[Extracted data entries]
= = = = =

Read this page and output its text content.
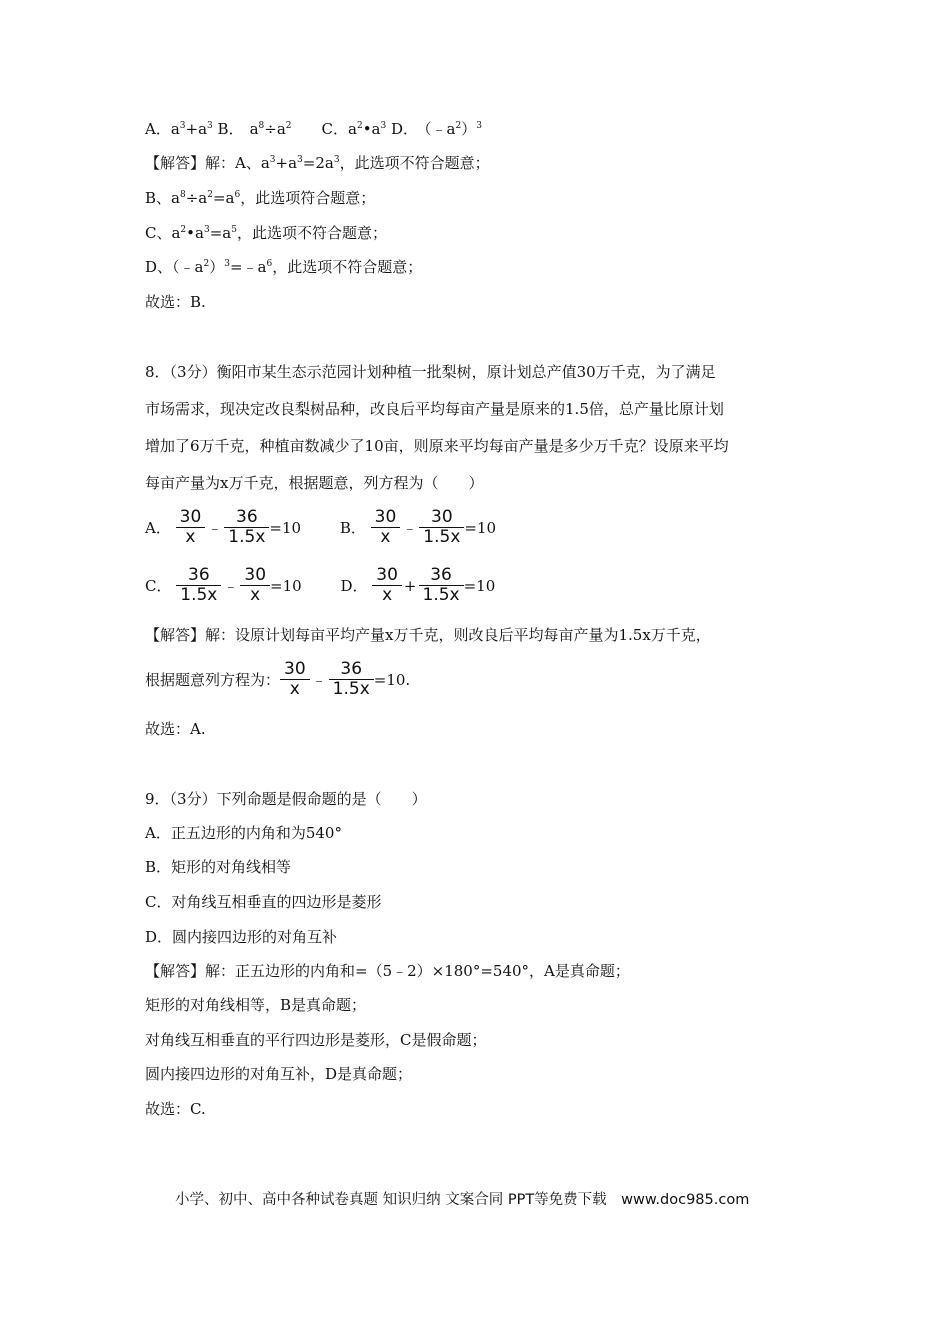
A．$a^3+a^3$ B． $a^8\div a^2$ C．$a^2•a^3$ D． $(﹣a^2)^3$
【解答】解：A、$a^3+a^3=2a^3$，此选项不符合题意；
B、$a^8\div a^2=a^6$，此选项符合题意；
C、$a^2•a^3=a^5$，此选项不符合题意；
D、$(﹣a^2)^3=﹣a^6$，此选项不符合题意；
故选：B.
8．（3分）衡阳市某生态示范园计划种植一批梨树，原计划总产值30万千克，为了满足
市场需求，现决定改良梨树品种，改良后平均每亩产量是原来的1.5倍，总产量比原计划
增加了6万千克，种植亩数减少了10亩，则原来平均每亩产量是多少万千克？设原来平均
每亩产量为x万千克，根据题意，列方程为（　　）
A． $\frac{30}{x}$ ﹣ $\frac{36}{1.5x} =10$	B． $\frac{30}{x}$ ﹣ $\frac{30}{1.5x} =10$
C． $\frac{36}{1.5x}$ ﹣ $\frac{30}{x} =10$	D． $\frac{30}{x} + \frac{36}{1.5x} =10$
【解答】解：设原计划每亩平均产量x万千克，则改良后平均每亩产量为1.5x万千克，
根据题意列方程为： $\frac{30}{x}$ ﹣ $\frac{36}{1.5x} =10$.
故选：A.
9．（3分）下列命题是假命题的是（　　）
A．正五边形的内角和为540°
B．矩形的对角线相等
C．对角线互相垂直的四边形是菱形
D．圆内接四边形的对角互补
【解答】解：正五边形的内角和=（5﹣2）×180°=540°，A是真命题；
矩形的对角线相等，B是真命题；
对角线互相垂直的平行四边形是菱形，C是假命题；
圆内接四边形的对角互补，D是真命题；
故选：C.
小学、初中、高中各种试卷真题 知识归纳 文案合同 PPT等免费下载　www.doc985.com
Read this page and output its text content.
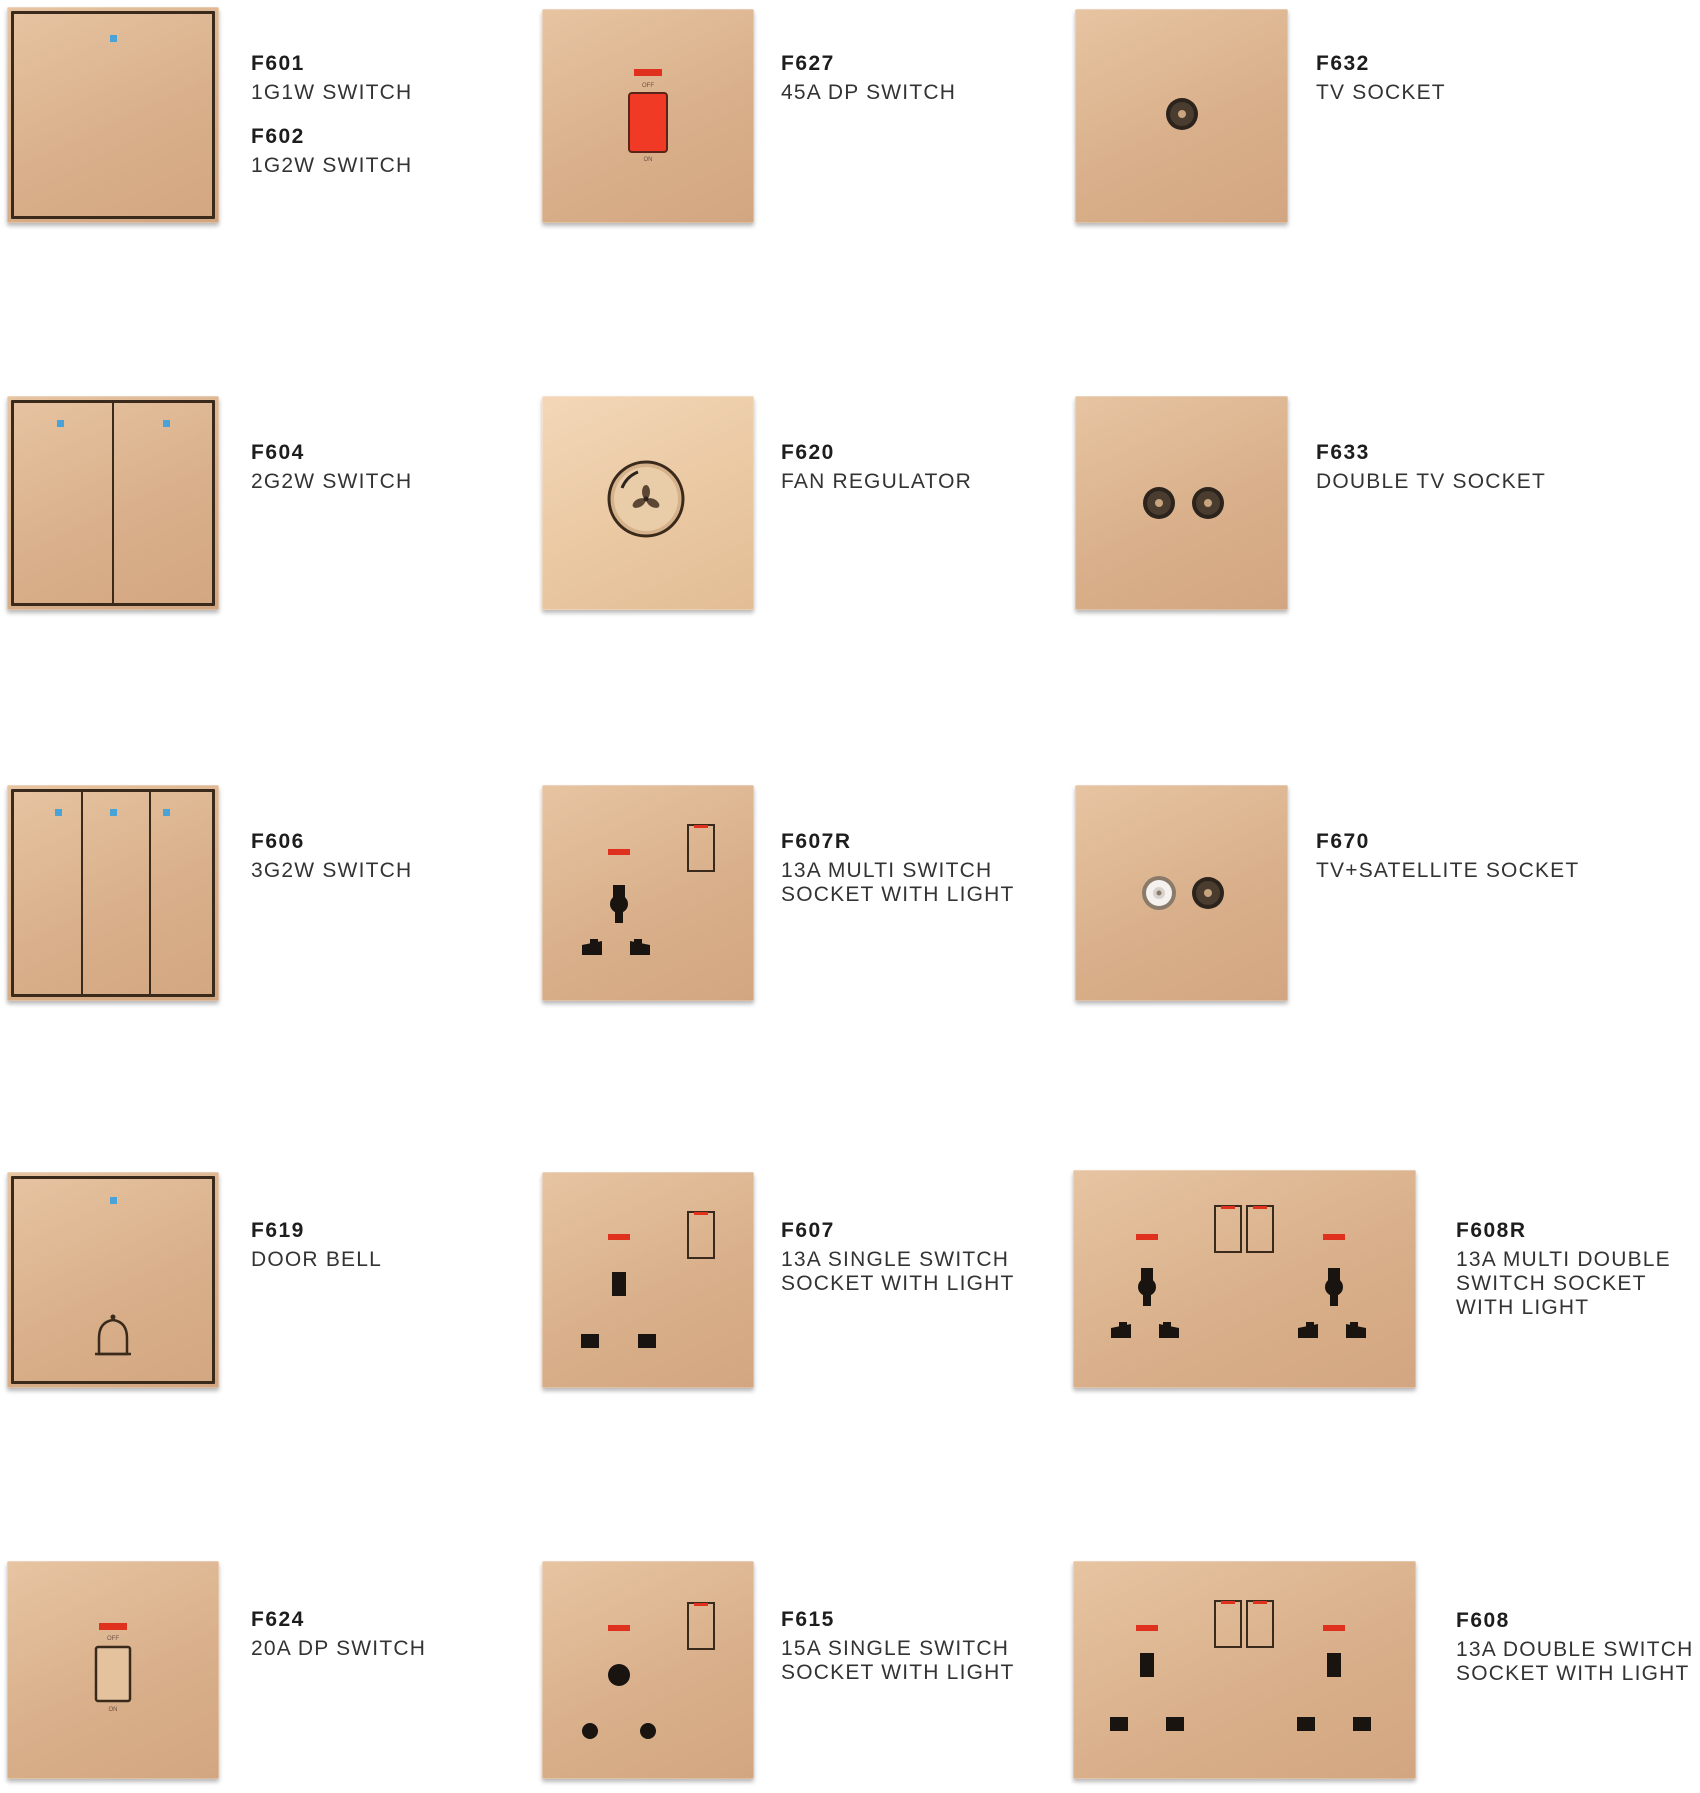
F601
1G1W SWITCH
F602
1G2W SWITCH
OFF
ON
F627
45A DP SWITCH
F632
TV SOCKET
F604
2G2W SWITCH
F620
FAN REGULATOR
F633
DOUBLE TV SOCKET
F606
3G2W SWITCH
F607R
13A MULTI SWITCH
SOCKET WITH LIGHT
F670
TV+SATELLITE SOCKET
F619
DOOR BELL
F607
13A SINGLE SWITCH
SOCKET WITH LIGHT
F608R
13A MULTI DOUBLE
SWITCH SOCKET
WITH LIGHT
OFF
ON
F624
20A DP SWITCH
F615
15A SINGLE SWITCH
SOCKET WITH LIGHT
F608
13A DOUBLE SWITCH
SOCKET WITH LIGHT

= = = = =

*Your instructions*:
Your job is to transcribe the entries above exactly; skip the pictures.

*Solved problem*:
Read this page and output its text content.
A．$a^3+a^3$ B． $a^8\div a^2$ C．$a^2•a^3$ D． $(﹣a^2)^3$
【解答】解：A、$a^3+a^3=2a^3$，此选项不符合题意；
B、$a^8\div a^2=a^6$，此选项符合题意；
C、$a^2•a^3=a^5$，此选项不符合题意；
D、$(﹣a^2)^3=﹣a^6$，此选项不符合题意；
故选：B.
8．（3分）衡阳市某生态示范园计划种植一批梨树，原计划总产值30万千克，为了满足
市场需求，现决定改良梨树品种，改良后平均每亩产量是原来的1.5倍，总产量比原计划
增加了6万千克，种植亩数减少了10亩，则原来平均每亩产量是多少万千克？设原来平均
每亩产量为x万千克，根据题意，列方程为（　　）
A． $\frac{30}{x}$ ﹣ $\frac{36}{1.5x} =10$	B． $\frac{30}{x}$ ﹣ $\frac{30}{1.5x} =10$
C． $\frac{36}{1.5x}$ ﹣ $\frac{30}{x} =10$	D． $\frac{30}{x} + \frac{36}{1.5x} =10$
【解答】解：设原计划每亩平均产量x万千克，则改良后平均每亩产量为1.5x万千克，
根据题意列方程为： $\frac{30}{x}$ ﹣ $\frac{36}{1.5x} =10$.
故选：A.
9．（3分）下列命题是假命题的是（　　）
A．正五边形的内角和为540°
B．矩形的对角线相等
C．对角线互相垂直的四边形是菱形
D．圆内接四边形的对角互补
【解答】解：正五边形的内角和=（5﹣2）×180°=540°，A是真命题；
矩形的对角线相等，B是真命题；
对角线互相垂直的平行四边形是菱形，C是假命题；
圆内接四边形的对角互补，D是真命题；
故选：C.
小学、初中、高中各种试卷真题 知识归纳 文案合同 PPT等免费下载　www.doc985.com
Read this page and output its text content.
F601
1G1W SWITCH
F602
1G2W SWITCH
OFF
ON
F627
45A DP SWITCH
F632
TV SOCKET
F604
2G2W SWITCH
F620
FAN REGULATOR
F633
DOUBLE TV SOCKET
F606
3G2W SWITCH
F607R
13A MULTI SWITCH
SOCKET WITH LIGHT
F670
TV+SATELLITE SOCKET
F619
DOOR BELL
F607
13A SINGLE SWITCH
SOCKET WITH LIGHT
F608R
13A MULTI DOUBLE
SWITCH SOCKET
WITH LIGHT
OFF
ON
F624
20A DP SWITCH
F615
15A SINGLE SWITCH
SOCKET WITH LIGHT
F608
13A DOUBLE SWITCH
SOCKET WITH LIGHT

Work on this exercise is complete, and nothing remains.